> _Goal_
Reproduce the listing below word for word, with no pictures.

> _Records shown_

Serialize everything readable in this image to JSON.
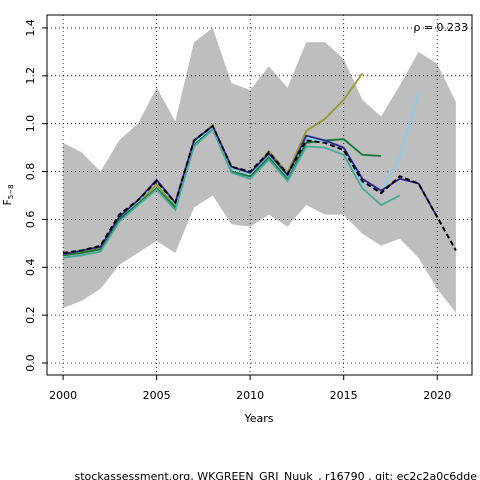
{
  "chart_data": {
    "type": "line",
    "ylabel_main": "F",
    "ylabel_sub": "5−8",
    "xlabel": "Years",
    "annotation": "ρ = 0.233",
    "footer": "stockassessment.org, WKGREEN_GRI_Nuuk_, r16790 , git: ec2c2a0c6dde",
    "x": [
      2000,
      2001,
      2002,
      2003,
      2004,
      2005,
      2006,
      2007,
      2008,
      2009,
      2010,
      2011,
      2012,
      2013,
      2014,
      2015,
      2016,
      2017,
      2018,
      2019,
      2020,
      2021
    ],
    "band": {
      "color": "#bebebe",
      "upper": [
        0.92,
        0.88,
        0.8,
        0.93,
        1.0,
        1.15,
        1.01,
        1.34,
        1.4,
        1.17,
        1.14,
        1.24,
        1.15,
        1.34,
        1.34,
        1.27,
        1.1,
        1.03,
        1.16,
        1.3,
        1.25,
        1.09
      ],
      "lower": [
        0.23,
        0.26,
        0.31,
        0.41,
        0.46,
        0.51,
        0.46,
        0.65,
        0.7,
        0.58,
        0.57,
        0.62,
        0.57,
        0.66,
        0.62,
        0.62,
        0.54,
        0.49,
        0.52,
        0.44,
        0.31,
        0.21
      ]
    },
    "series": [
      {
        "color": "#999933",
        "values": [
          0.45,
          0.465,
          0.48,
          0.605,
          0.67,
          0.745,
          0.655,
          0.925,
          0.995,
          0.815,
          0.79,
          0.885,
          0.795,
          0.97,
          1.02,
          1.1,
          1.21,
          null,
          null,
          null,
          null,
          null
        ]
      },
      {
        "color": "#117733",
        "values": [
          0.45,
          0.46,
          0.475,
          0.6,
          0.665,
          0.73,
          0.65,
          0.91,
          0.98,
          0.8,
          0.78,
          0.86,
          0.77,
          0.92,
          0.93,
          0.935,
          0.87,
          0.865,
          null,
          null,
          null,
          null
        ]
      },
      {
        "color": "#44aa99",
        "values": [
          0.44,
          0.45,
          0.465,
          0.59,
          0.66,
          0.725,
          0.64,
          0.905,
          0.975,
          0.795,
          0.77,
          0.85,
          0.76,
          0.905,
          0.9,
          0.87,
          0.73,
          0.66,
          0.7,
          null,
          null,
          null
        ]
      },
      {
        "color": "#88ccee",
        "values": [
          0.455,
          0.47,
          0.485,
          0.61,
          0.675,
          0.76,
          0.665,
          0.925,
          0.985,
          0.815,
          0.79,
          0.87,
          0.78,
          0.94,
          0.925,
          0.895,
          0.75,
          0.72,
          0.86,
          1.13,
          null,
          null
        ]
      },
      {
        "color": "#332288",
        "values": [
          0.455,
          0.47,
          0.485,
          0.61,
          0.68,
          0.765,
          0.67,
          0.93,
          0.99,
          0.82,
          0.795,
          0.875,
          0.785,
          0.95,
          0.93,
          0.9,
          0.77,
          0.72,
          0.77,
          0.75,
          0.61,
          null
        ]
      },
      {
        "color": "#000000",
        "dashed": true,
        "values": [
          0.46,
          0.47,
          0.49,
          0.62,
          0.68,
          0.76,
          0.67,
          0.93,
          0.99,
          0.82,
          0.8,
          0.88,
          0.79,
          0.93,
          0.92,
          0.89,
          0.76,
          0.71,
          0.78,
          0.75,
          0.61,
          0.47
        ]
      }
    ],
    "xlim": [
      1999.14,
      2021.86
    ],
    "ylim": [
      -0.05,
      1.454
    ],
    "xticks": [
      2000,
      2005,
      2010,
      2015,
      2020
    ],
    "yticks": [
      {
        "value": 0,
        "label": "0.0"
      },
      0.2,
      0.4,
      0.6,
      0.8,
      {
        "value": 1,
        "label": "1.0"
      },
      1.2,
      1.4
    ],
    "grid": true
  }
}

> _Solution_
Serialize everything readable in this image to JSON.
{
  "chart_data": {
    "type": "line",
    "ylabel_main": "F",
    "ylabel_sub": "5−8",
    "xlabel": "Years",
    "annotation": "ρ = 0.233",
    "footer": "stockassessment.org, WKGREEN_GRI_Nuuk_, r16790 , git: ec2c2a0c6dde",
    "x": [
      2000,
      2001,
      2002,
      2003,
      2004,
      2005,
      2006,
      2007,
      2008,
      2009,
      2010,
      2011,
      2012,
      2013,
      2014,
      2015,
      2016,
      2017,
      2018,
      2019,
      2020,
      2021
    ],
    "band": {
      "color": "#bebebe",
      "upper": [
        0.92,
        0.88,
        0.8,
        0.93,
        1.0,
        1.15,
        1.01,
        1.34,
        1.4,
        1.17,
        1.14,
        1.24,
        1.15,
        1.34,
        1.34,
        1.27,
        1.1,
        1.03,
        1.16,
        1.3,
        1.25,
        1.09
      ],
      "lower": [
        0.23,
        0.26,
        0.31,
        0.41,
        0.46,
        0.51,
        0.46,
        0.65,
        0.7,
        0.58,
        0.57,
        0.62,
        0.57,
        0.66,
        0.62,
        0.62,
        0.54,
        0.49,
        0.52,
        0.44,
        0.31,
        0.21
      ]
    },
    "series": [
      {
        "color": "#999933",
        "values": [
          0.45,
          0.465,
          0.48,
          0.605,
          0.67,
          0.745,
          0.655,
          0.925,
          0.995,
          0.815,
          0.79,
          0.885,
          0.795,
          0.97,
          1.02,
          1.1,
          1.21,
          null,
          null,
          null,
          null,
          null
        ]
      },
      {
        "color": "#117733",
        "values": [
          0.45,
          0.46,
          0.475,
          0.6,
          0.665,
          0.73,
          0.65,
          0.91,
          0.98,
          0.8,
          0.78,
          0.86,
          0.77,
          0.92,
          0.93,
          0.935,
          0.87,
          0.865,
          null,
          null,
          null,
          null
        ]
      },
      {
        "color": "#44aa99",
        "values": [
          0.44,
          0.45,
          0.465,
          0.59,
          0.66,
          0.725,
          0.64,
          0.905,
          0.975,
          0.795,
          0.77,
          0.85,
          0.76,
          0.905,
          0.9,
          0.87,
          0.73,
          0.66,
          0.7,
          null,
          null,
          null
        ]
      },
      {
        "color": "#88ccee",
        "values": [
          0.455,
          0.47,
          0.485,
          0.61,
          0.675,
          0.76,
          0.665,
          0.925,
          0.985,
          0.815,
          0.79,
          0.87,
          0.78,
          0.94,
          0.925,
          0.895,
          0.75,
          0.72,
          0.86,
          1.13,
          null,
          null
        ]
      },
      {
        "color": "#332288",
        "values": [
          0.455,
          0.47,
          0.485,
          0.61,
          0.68,
          0.765,
          0.67,
          0.93,
          0.99,
          0.82,
          0.795,
          0.875,
          0.785,
          0.95,
          0.93,
          0.9,
          0.77,
          0.72,
          0.77,
          0.75,
          0.61,
          null
        ]
      },
      {
        "color": "#000000",
        "dashed": true,
        "values": [
          0.46,
          0.47,
          0.49,
          0.62,
          0.68,
          0.76,
          0.67,
          0.93,
          0.99,
          0.82,
          0.8,
          0.88,
          0.79,
          0.93,
          0.92,
          0.89,
          0.76,
          0.71,
          0.78,
          0.75,
          0.61,
          0.47
        ]
      }
    ],
    "xlim": [
      1999.14,
      2021.86
    ],
    "ylim": [
      -0.05,
      1.454
    ],
    "xticks": [
      2000,
      2005,
      2010,
      2015,
      2020
    ],
    "yticks": [
      {
        "value": 0,
        "label": "0.0"
      },
      0.2,
      0.4,
      0.6,
      0.8,
      {
        "value": 1,
        "label": "1.0"
      },
      1.2,
      1.4
    ],
    "grid": true
  }
}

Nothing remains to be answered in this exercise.